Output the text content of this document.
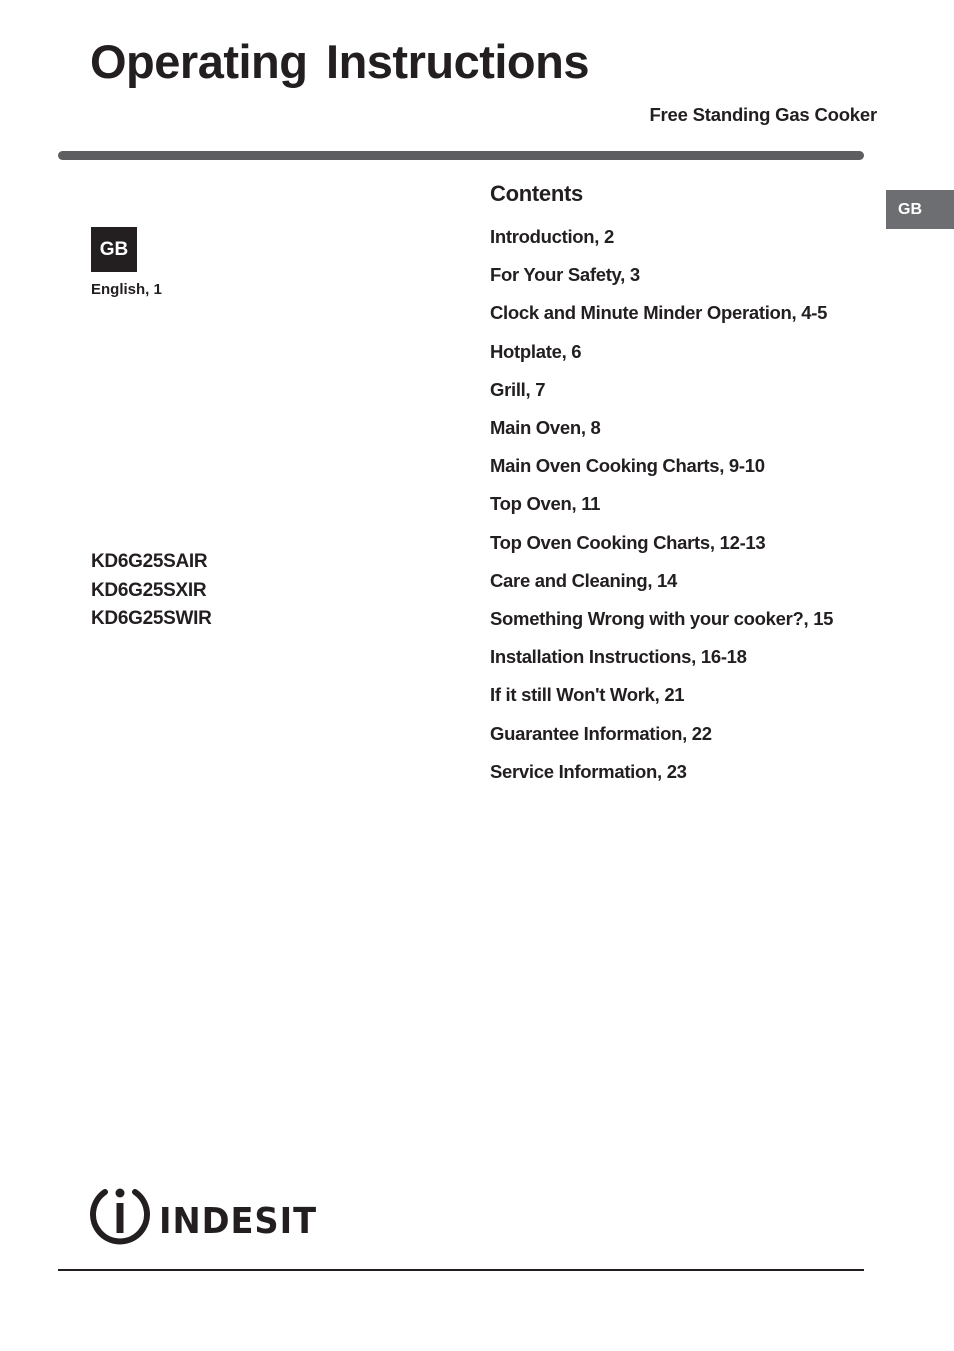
Operating Instructions
Free Standing Gas Cooker
GB
GB
English, 1
KD6G25SAIR
KD6G25SXIR
KD6G25SWIR
Contents
Introduction, 2
For Your Safety, 3
Clock and Minute Minder Operation, 4-5
Hotplate, 6
Grill, 7
Main Oven, 8
Main Oven Cooking Charts, 9-10
Top Oven, 11
Top Oven Cooking Charts, 12-13
Care and Cleaning, 14
Something Wrong with your cooker?, 15
Installation Instructions, 16-18
If it still Won't Work, 21
Guarantee Information, 22
Service Information, 23
INDESIT
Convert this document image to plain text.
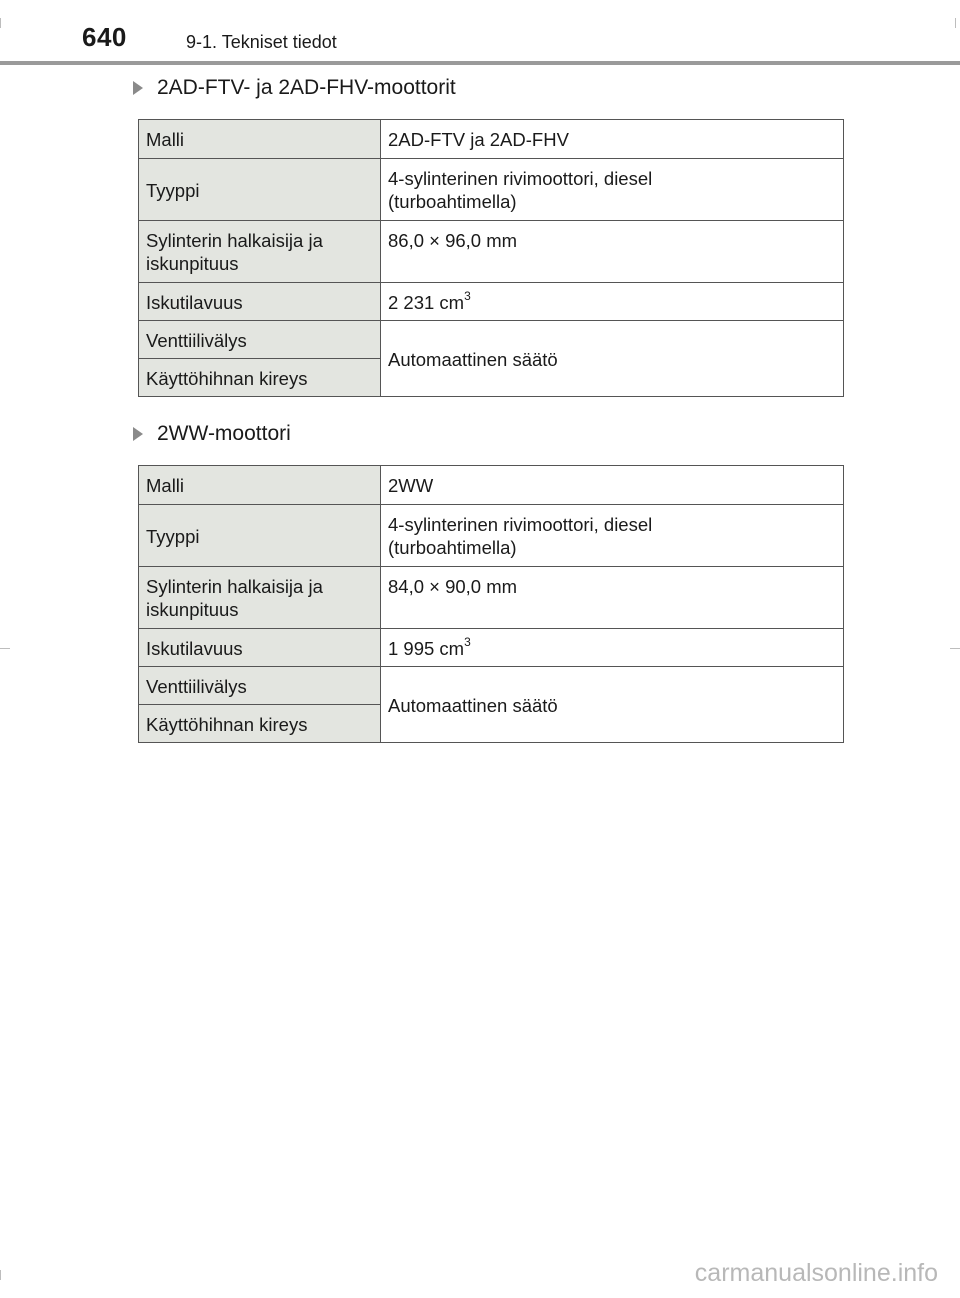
640	9-1. Tekniset tiedot
2AD-FTV- ja 2AD-FHV-moottorit
Malli	2AD-FTV ja 2AD-FHV
Tyyppi	4-sylinterinen rivimoottori, diesel
(turboahtimella)
Sylinterin halkaisija ja
iskunpituus	86,0 × 96,0 mm
Iskutilavuus	2 231 $cm^3$
Venttiilivälys	Automaattinen säätö
Käyttöhihnan kireys	
2WW-moottori
Malli	2WW
Tyyppi	4-sylinterinen rivimoottori, diesel
(turboahtimella)
Sylinterin halkaisija ja
iskunpituus	84,0 × 90,0 mm
Iskutilavuus	1 995 $cm^3$
Venttiilivälys	Automaattinen säätö
Käyttöhihnan kireys	
carmanualsonline.info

# [REQUIRED TASK]
Where a line of the records above holds the word "this", copy that line.

# [REPLY]
Output the text content of this document.
Convert this document image to plain text.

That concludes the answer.